Work to be completed:
Repeat the entire listing exactly.
# start of Records for processing
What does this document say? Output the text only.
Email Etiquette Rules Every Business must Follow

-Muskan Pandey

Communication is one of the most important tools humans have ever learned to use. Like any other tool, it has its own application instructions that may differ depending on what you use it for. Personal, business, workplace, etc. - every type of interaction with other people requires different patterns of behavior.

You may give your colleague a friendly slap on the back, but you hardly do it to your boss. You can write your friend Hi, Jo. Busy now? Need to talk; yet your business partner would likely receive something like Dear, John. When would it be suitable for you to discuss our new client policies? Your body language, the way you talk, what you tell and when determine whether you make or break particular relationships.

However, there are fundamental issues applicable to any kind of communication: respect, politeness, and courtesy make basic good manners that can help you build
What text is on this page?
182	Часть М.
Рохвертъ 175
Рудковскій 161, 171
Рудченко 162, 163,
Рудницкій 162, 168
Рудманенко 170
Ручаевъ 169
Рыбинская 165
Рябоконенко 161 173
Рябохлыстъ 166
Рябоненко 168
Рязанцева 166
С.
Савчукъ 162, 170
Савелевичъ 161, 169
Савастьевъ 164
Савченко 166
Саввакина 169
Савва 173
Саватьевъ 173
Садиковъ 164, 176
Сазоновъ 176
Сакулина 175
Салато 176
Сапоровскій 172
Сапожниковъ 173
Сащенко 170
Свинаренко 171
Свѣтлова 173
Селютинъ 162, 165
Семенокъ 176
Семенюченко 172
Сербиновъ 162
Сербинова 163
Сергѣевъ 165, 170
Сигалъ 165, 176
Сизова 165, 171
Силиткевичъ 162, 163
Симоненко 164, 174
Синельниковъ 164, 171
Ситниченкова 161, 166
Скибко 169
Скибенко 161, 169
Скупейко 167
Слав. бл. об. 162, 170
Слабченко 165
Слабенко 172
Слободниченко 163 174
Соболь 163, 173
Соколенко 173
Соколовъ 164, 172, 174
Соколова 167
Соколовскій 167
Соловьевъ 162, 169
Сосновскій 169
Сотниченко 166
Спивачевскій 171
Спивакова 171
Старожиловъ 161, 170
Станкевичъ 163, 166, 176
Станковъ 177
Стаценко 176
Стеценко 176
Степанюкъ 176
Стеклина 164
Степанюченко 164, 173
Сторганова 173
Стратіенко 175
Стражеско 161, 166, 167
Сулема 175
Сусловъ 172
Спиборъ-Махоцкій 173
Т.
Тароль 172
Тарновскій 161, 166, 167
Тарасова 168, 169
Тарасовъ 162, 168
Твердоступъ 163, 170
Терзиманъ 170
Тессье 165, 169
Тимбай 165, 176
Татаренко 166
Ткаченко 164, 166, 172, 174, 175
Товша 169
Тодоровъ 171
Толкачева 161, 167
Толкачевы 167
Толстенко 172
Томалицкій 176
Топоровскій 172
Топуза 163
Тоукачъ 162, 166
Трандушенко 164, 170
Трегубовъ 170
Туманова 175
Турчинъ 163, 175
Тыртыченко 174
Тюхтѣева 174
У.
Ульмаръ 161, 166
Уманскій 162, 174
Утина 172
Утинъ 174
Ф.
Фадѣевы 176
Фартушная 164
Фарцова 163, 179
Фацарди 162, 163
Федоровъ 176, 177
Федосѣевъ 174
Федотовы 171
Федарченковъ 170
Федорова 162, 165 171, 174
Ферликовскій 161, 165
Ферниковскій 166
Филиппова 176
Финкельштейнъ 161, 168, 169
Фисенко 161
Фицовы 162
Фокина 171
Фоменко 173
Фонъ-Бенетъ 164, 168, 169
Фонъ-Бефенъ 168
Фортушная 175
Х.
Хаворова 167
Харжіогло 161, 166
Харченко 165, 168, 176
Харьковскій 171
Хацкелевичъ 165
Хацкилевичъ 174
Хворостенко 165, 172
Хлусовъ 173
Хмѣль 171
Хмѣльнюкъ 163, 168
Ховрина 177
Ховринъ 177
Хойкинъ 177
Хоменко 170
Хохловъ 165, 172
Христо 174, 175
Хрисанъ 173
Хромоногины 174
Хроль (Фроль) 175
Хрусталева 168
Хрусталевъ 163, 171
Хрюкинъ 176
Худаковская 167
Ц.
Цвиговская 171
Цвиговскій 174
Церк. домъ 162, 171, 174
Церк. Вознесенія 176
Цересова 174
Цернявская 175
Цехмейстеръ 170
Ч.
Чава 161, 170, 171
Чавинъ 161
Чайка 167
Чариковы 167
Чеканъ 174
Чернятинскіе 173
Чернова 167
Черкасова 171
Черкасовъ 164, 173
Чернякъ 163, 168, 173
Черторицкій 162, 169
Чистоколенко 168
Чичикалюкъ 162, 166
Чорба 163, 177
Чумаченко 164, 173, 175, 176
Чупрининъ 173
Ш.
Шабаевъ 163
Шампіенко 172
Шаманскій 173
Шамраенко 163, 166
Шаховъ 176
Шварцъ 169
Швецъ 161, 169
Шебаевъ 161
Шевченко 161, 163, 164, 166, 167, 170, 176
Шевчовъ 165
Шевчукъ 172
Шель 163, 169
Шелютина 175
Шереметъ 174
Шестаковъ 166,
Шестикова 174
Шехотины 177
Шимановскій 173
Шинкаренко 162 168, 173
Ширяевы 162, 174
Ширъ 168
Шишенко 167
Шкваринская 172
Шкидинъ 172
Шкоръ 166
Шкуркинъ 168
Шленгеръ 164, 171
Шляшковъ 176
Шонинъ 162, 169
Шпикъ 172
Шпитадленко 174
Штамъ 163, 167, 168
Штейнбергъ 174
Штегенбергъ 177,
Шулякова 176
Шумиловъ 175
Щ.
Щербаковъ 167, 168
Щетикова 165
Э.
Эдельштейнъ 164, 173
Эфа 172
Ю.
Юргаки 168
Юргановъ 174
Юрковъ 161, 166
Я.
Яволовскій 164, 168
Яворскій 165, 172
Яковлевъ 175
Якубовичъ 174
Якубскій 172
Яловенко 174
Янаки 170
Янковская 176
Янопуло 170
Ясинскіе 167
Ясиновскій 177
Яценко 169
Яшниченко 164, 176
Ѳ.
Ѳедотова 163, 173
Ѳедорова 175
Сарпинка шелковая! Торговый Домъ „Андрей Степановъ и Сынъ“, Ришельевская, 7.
# end of Records for processing
Correct answer:
What does this document say? Output the text only.
Email Etiquette Rules Every Business must Follow

-Muskan Pandey

Communication is one of the most important tools humans have ever learned to use. Like any other tool, it has its own application instructions that may differ depending on what you use it for. Personal, business, workplace, etc. - every type of interaction with other people requires different patterns of behavior.

You may give your colleague a friendly slap on the back, but you hardly do it to your boss. You can write your friend Hi, Jo. Busy now? Need to talk; yet your business partner would likely receive something like Dear, John. When would it be suitable for you to discuss our new client policies? Your body language, the way you talk, what you tell and when determine whether you make or break particular relationships.

However, there are fundamental issues applicable to any kind of communication: respect, politeness, and courtesy make basic good manners that can help you build
What text is on this page?
182	Часть М.
Рохвертъ 175
Рудковскій 161, 171
Рудченко 162, 163,
Рудницкій 162, 168
Рудманенко 170
Ручаевъ 169
Рыбинская 165
Рябоконенко 161 173
Рябохлыстъ 166
Рябоненко 168
Рязанцева 166
С.
Савчукъ 162, 170
Савелевичъ 161, 169
Савастьевъ 164
Савченко 166
Саввакина 169
Савва 173
Саватьевъ 173
Садиковъ 164, 176
Сазоновъ 176
Сакулина 175
Салато 176
Сапоровскій 172
Сапожниковъ 173
Сащенко 170
Свинаренко 171
Свѣтлова 173
Селютинъ 162, 165
Семенокъ 176
Семенюченко 172
Сербиновъ 162
Сербинова 163
Сергѣевъ 165, 170
Сигалъ 165, 176
Сизова 165, 171
Силиткевичъ 162, 163
Симоненко 164, 174
Синельниковъ 164, 171
Ситниченкова 161, 166
Скибко 169
Скибенко 161, 169
Скупейко 167
Слав. бл. об. 162, 170
Слабченко 165
Слабенко 172
Слободниченко 163 174
Соболь 163, 173
Соколенко 173
Соколовъ 164, 172, 174
Соколова 167
Соколовскій 167
Соловьевъ 162, 169
Сосновскій 169
Сотниченко 166
Спивачевскій 171
Спивакова 171
Старожиловъ 161, 170
Станкевичъ 163, 166, 176
Станковъ 177
Стаценко 176
Стеценко 176
Степанюкъ 176
Стеклина 164
Степанюченко 164, 173
Сторганова 173
Стратіенко 175
Стражеско 161, 166, 167
Сулема 175
Сусловъ 172
Спиборъ-Махоцкій 173
Т.
Тароль 172
Тарновскій 161, 166, 167
Тарасова 168, 169
Тарасовъ 162, 168
Твердоступъ 163, 170
Терзиманъ 170
Тессье 165, 169
Тимбай 165, 176
Татаренко 166
Ткаченко 164, 166, 172, 174, 175
Товша 169
Тодоровъ 171
Толкачева 161, 167
Толкачевы 167
Толстенко 172
Томалицкій 176
Топоровскій 172
Топуза 163
Тоукачъ 162, 166
Трандушенко 164, 170
Трегубовъ 170
Туманова 175
Турчинъ 163, 175
Тыртыченко 174
Тюхтѣева 174
У.
Ульмаръ 161, 166
Уманскій 162, 174
Утина 172
Утинъ 174
Ф.
Фадѣевы 176
Фартушная 164
Фарцова 163, 179
Фацарди 162, 163
Федоровъ 176, 177
Федосѣевъ 174
Федотовы 171
Федарченковъ 170
Федорова 162, 165 171, 174
Ферликовскій 161, 165
Ферниковскій 166
Филиппова 176
Финкельштейнъ 161, 168, 169
Фисенко 161
Фицовы 162
Фокина 171
Фоменко 173
Фонъ-Бенетъ 164, 168, 169
Фонъ-Бефенъ 168
Фортушная 175
Х.
Хаворова 167
Харжіогло 161, 166
Харченко 165, 168, 176
Харьковскій 171
Хацкелевичъ 165
Хацкилевичъ 174
Хворостенко 165, 172
Хлусовъ 173
Хмѣль 171
Хмѣльнюкъ 163, 168
Ховрина 177
Ховринъ 177
Хойкинъ 177
Хоменко 170
Хохловъ 165, 172
Христо 174, 175
Хрисанъ 173
Хромоногины 174
Хроль (Фроль) 175
Хрусталева 168
Хрусталевъ 163, 171
Хрюкинъ 176
Худаковская 167
Ц.
Цвиговская 171
Цвиговскій 174
Церк. домъ 162, 171, 174
Церк. Вознесенія 176
Цересова 174
Цернявская 175
Цехмейстеръ 170
Ч.
Чава 161, 170, 171
Чавинъ 161
Чайка 167
Чариковы 167
Чеканъ 174
Чернятинскіе 173
Чернова 167
Черкасова 171
Черкасовъ 164, 173
Чернякъ 163, 168, 173
Черторицкій 162, 169
Чистоколенко 168
Чичикалюкъ 162, 166
Чорба 163, 177
Чумаченко 164, 173, 175, 176
Чупрининъ 173
Ш.
Шабаевъ 163
Шампіенко 172
Шаманскій 173
Шамраенко 163, 166
Шаховъ 176
Шварцъ 169
Швецъ 161, 169
Шебаевъ 161
Шевченко 161, 163, 164, 166, 167, 170, 176
Шевчовъ 165
Шевчукъ 172
Шель 163, 169
Шелютина 175
Шереметъ 174
Шестаковъ 166,
Шестикова 174
Шехотины 177
Шимановскій 173
Шинкаренко 162 168, 173
Ширяевы 162, 174
Ширъ 168
Шишенко 167
Шкваринская 172
Шкидинъ 172
Шкоръ 166
Шкуркинъ 168
Шленгеръ 164, 171
Шляшковъ 176
Шонинъ 162, 169
Шпикъ 172
Шпитадленко 174
Штамъ 163, 167, 168
Штейнбергъ 174
Штегенбергъ 177,
Шулякова 176
Шумиловъ 175
Щ.
Щербаковъ 167, 168
Щетикова 165
Э.
Эдельштейнъ 164, 173
Эфа 172
Ю.
Юргаки 168
Юргановъ 174
Юрковъ 161, 166
Я.
Яволовскій 164, 168
Яворскій 165, 172
Яковлевъ 175
Якубовичъ 174
Якубскій 172
Яловенко 174
Янаки 170
Янковская 176
Янопуло 170
Ясинскіе 167
Ясиновскій 177
Яценко 169
Яшниченко 164, 176
Ѳ.
Ѳедотова 163, 173
Ѳедорова 175
Сарпинка шелковая! Торговый Домъ „Андрей Степановъ и Сынъ“, Ришельевская, 7.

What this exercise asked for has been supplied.